◆ AIM
Continue the announcement of the open source Audiogen Codec release, starting right after its final sentence.

◆ EXCERPT PROVIDED
** begin **

We are announcing the open source release of Audiogen Codec (agc) 🎉. A low compression 48khz stereo neural audio codec for general audio, optimizing for audio fidelity 🎵.
It comes in two flavors:
- agc-continuous 🔄 KL regularized, 32 channels, 100hz.
- agc-discrete 🔢 24 stages of residual vector quantization, 50hz.
AGC (Audiogen Codec) is a convolutional autoencoder based on the DAC architecture, which holds SOTA 🏆. We found that training with EMA and adding a perceptual loss term with CLAP features improved performance. These codecs, being low compression, outperform Meta's EnCodec and DAC on general audio as validated from internal blind ELO games 🎲.
We trained (relatively) very low compression codecs in the pursuit of solving a core issue regarding general music and audio generation, low acoustic quality and audible artifacts, which hinder industry use for these models 🚫🎶. Our hope is to encourage researchers to build hierarchical generative audio models that can efficiently use high sequence length representations without sacrificing semantic abilities 🧠.

** end **

◆ INFORMATION SUPPLIED
** begin **

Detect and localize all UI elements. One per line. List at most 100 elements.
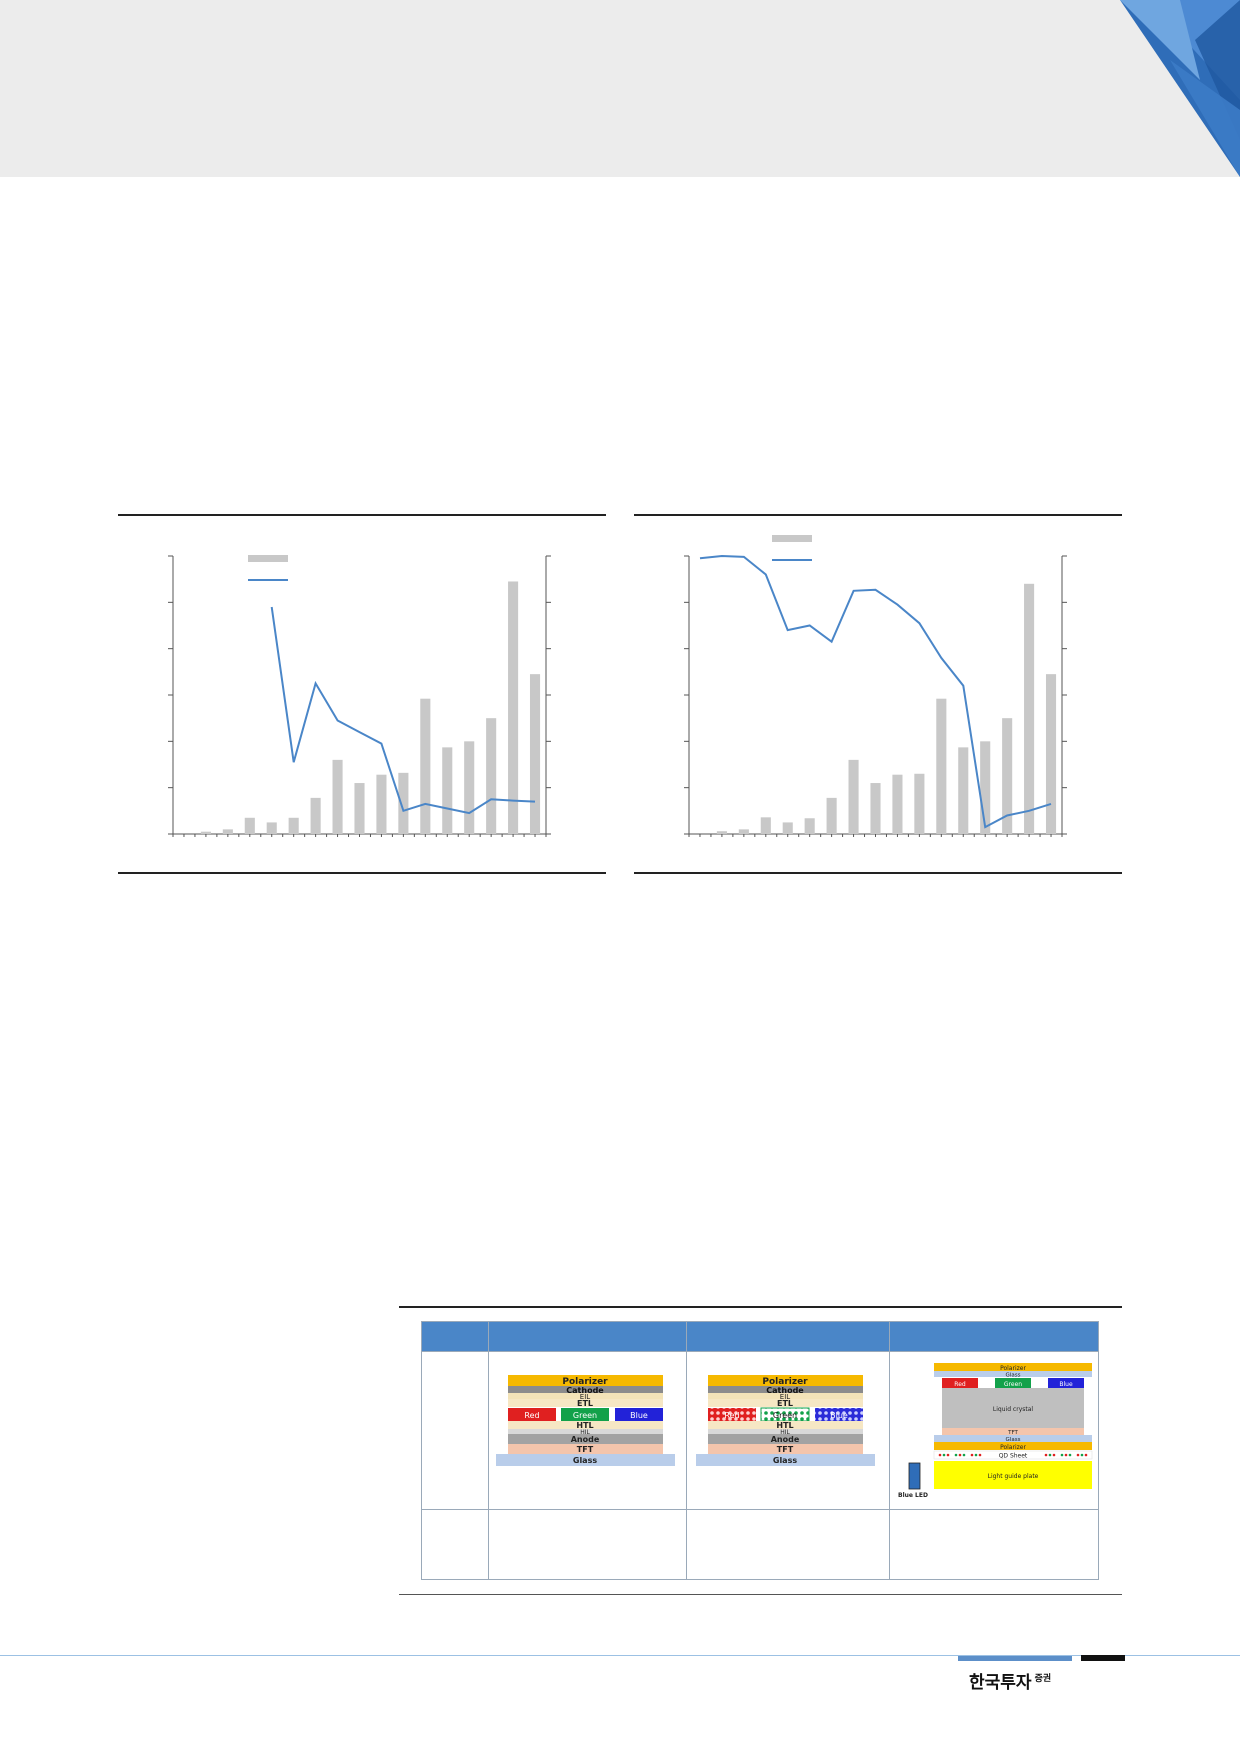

** end **

◆ TASK RESPONSE
This codec will power Audiogen's upcoming models. Stay tuned! 🚀
pip install audiogen-agc
from agc import AGC
agc = AGC.from_pretrained("Audiogen/agc-continuous") # or "agc-discrete"
audio = torch.randn(1, 2, 480000) # 48khz stereo
z = agc.encode(audio) # (1, 32, 6000) or (1, 24, 3000)
reconstructed_audio = agc.decode(z) # (1, 2, 480000)
Example colab: https://colab.research.google.com/drive/1MXeBYMY-dZ3Yas-5rXzggMONIlDDQ5VG#scrollTo=9mtfSc-r4dkn (credit: Christoph from LAION)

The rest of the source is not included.